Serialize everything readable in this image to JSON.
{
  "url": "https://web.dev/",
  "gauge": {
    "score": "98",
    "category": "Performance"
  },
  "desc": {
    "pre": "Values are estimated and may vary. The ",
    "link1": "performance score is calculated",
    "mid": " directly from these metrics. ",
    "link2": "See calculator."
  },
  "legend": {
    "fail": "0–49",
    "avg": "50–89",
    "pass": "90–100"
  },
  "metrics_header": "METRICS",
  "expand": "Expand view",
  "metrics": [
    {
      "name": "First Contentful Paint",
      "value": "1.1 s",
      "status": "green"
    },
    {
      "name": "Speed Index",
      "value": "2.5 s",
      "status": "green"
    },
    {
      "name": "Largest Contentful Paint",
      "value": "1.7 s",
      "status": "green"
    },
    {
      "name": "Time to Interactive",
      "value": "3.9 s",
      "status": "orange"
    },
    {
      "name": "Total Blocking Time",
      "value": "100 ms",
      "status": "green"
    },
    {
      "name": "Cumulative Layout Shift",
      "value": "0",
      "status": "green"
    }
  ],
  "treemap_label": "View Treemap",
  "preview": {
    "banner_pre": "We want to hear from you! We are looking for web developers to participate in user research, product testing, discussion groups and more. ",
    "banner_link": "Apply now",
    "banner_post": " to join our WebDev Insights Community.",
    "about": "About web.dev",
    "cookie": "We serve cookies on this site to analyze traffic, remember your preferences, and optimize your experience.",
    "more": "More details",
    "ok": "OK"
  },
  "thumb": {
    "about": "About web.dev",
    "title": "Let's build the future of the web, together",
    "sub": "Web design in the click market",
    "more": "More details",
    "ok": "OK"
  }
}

§ What is asked:
Repeat the material from above exactly, word for word.

§ Written answer:
Serialize everything readable in this image to JSON.
{
  "url": "https://web.dev/",
  "gauge": {
    "score": "98",
    "category": "Performance"
  },
  "desc": {
    "pre": "Values are estimated and may vary. The ",
    "link1": "performance score is calculated",
    "mid": " directly from these metrics. ",
    "link2": "See calculator."
  },
  "legend": {
    "fail": "0–49",
    "avg": "50–89",
    "pass": "90–100"
  },
  "metrics_header": "METRICS",
  "expand": "Expand view",
  "metrics": [
    {
      "name": "First Contentful Paint",
      "value": "1.1 s",
      "status": "green"
    },
    {
      "name": "Speed Index",
      "value": "2.5 s",
      "status": "green"
    },
    {
      "name": "Largest Contentful Paint",
      "value": "1.7 s",
      "status": "green"
    },
    {
      "name": "Time to Interactive",
      "value": "3.9 s",
      "status": "orange"
    },
    {
      "name": "Total Blocking Time",
      "value": "100 ms",
      "status": "green"
    },
    {
      "name": "Cumulative Layout Shift",
      "value": "0",
      "status": "green"
    }
  ],
  "treemap_label": "View Treemap",
  "preview": {
    "banner_pre": "We want to hear from you! We are looking for web developers to participate in user research, product testing, discussion groups and more. ",
    "banner_link": "Apply now",
    "banner_post": " to join our WebDev Insights Community.",
    "about": "About web.dev",
    "cookie": "We serve cookies on this site to analyze traffic, remember your preferences, and optimize your experience.",
    "more": "More details",
    "ok": "OK"
  },
  "thumb": {
    "about": "About web.dev",
    "title": "Let's build the future of the web, together",
    "sub": "Web design in the click market",
    "more": "More details",
    "ok": "OK"
  }
}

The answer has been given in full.